● BRIEF
Output all lines exactly, with nothing added or dropped.

----

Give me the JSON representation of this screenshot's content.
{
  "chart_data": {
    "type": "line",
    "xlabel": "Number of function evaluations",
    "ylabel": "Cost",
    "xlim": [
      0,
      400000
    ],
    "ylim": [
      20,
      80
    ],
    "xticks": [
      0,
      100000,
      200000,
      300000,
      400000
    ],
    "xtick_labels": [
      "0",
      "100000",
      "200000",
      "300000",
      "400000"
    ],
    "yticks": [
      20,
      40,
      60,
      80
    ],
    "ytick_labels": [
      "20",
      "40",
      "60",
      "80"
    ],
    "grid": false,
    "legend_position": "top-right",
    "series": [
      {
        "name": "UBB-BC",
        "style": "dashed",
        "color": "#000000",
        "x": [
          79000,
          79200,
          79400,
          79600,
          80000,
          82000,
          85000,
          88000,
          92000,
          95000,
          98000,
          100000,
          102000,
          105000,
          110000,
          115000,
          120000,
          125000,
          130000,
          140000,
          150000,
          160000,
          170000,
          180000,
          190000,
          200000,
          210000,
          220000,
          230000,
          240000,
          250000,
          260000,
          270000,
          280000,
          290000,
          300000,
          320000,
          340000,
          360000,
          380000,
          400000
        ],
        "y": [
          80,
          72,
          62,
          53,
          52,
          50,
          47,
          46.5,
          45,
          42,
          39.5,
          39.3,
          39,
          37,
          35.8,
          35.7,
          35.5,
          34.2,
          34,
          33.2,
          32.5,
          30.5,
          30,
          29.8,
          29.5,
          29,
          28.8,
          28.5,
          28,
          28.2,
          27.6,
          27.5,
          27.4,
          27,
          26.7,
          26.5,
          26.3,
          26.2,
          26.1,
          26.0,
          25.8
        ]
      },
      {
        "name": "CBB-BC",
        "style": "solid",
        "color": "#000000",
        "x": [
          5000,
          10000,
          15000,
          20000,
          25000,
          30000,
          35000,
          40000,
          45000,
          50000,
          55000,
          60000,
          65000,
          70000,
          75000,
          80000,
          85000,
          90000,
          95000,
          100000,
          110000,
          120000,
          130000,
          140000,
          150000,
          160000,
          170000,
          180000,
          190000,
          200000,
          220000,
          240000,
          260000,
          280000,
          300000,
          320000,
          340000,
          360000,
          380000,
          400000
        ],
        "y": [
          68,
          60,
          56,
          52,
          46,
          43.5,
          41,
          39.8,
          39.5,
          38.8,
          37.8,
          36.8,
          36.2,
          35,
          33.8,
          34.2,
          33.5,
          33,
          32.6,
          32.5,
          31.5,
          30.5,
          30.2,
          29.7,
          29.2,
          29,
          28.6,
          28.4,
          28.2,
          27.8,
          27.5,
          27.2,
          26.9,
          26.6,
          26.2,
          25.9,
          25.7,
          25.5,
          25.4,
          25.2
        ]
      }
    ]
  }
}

----

● TASK SOLUTION
Give me the JSON representation of this screenshot's content.
{
  "chart_data": {
    "type": "line",
    "xlabel": "Number of function evaluations",
    "ylabel": "Cost",
    "xlim": [
      0,
      400000
    ],
    "ylim": [
      20,
      80
    ],
    "xticks": [
      0,
      100000,
      200000,
      300000,
      400000
    ],
    "xtick_labels": [
      "0",
      "100000",
      "200000",
      "300000",
      "400000"
    ],
    "yticks": [
      20,
      40,
      60,
      80
    ],
    "ytick_labels": [
      "20",
      "40",
      "60",
      "80"
    ],
    "grid": false,
    "legend_position": "top-right",
    "series": [
      {
        "name": "UBB-BC",
        "style": "dashed",
        "color": "#000000",
        "x": [
          79000,
          79200,
          79400,
          79600,
          80000,
          82000,
          85000,
          88000,
          92000,
          95000,
          98000,
          100000,
          102000,
          105000,
          110000,
          115000,
          120000,
          125000,
          130000,
          140000,
          150000,
          160000,
          170000,
          180000,
          190000,
          200000,
          210000,
          220000,
          230000,
          240000,
          250000,
          260000,
          270000,
          280000,
          290000,
          300000,
          320000,
          340000,
          360000,
          380000,
          400000
        ],
        "y": [
          80,
          72,
          62,
          53,
          52,
          50,
          47,
          46.5,
          45,
          42,
          39.5,
          39.3,
          39,
          37,
          35.8,
          35.7,
          35.5,
          34.2,
          34,
          33.2,
          32.5,
          30.5,
          30,
          29.8,
          29.5,
          29,
          28.8,
          28.5,
          28,
          28.2,
          27.6,
          27.5,
          27.4,
          27,
          26.7,
          26.5,
          26.3,
          26.2,
          26.1,
          26.0,
          25.8
        ]
      },
      {
        "name": "CBB-BC",
        "style": "solid",
        "color": "#000000",
        "x": [
          5000,
          10000,
          15000,
          20000,
          25000,
          30000,
          35000,
          40000,
          45000,
          50000,
          55000,
          60000,
          65000,
          70000,
          75000,
          80000,
          85000,
          90000,
          95000,
          100000,
          110000,
          120000,
          130000,
          140000,
          150000,
          160000,
          170000,
          180000,
          190000,
          200000,
          220000,
          240000,
          260000,
          280000,
          300000,
          320000,
          340000,
          360000,
          380000,
          400000
        ],
        "y": [
          68,
          60,
          56,
          52,
          46,
          43.5,
          41,
          39.8,
          39.5,
          38.8,
          37.8,
          36.8,
          36.2,
          35,
          33.8,
          34.2,
          33.5,
          33,
          32.6,
          32.5,
          31.5,
          30.5,
          30.2,
          29.7,
          29.2,
          29,
          28.6,
          28.4,
          28.2,
          27.8,
          27.5,
          27.2,
          26.9,
          26.6,
          26.2,
          25.9,
          25.7,
          25.5,
          25.4,
          25.2
        ]
      }
    ]
  }
}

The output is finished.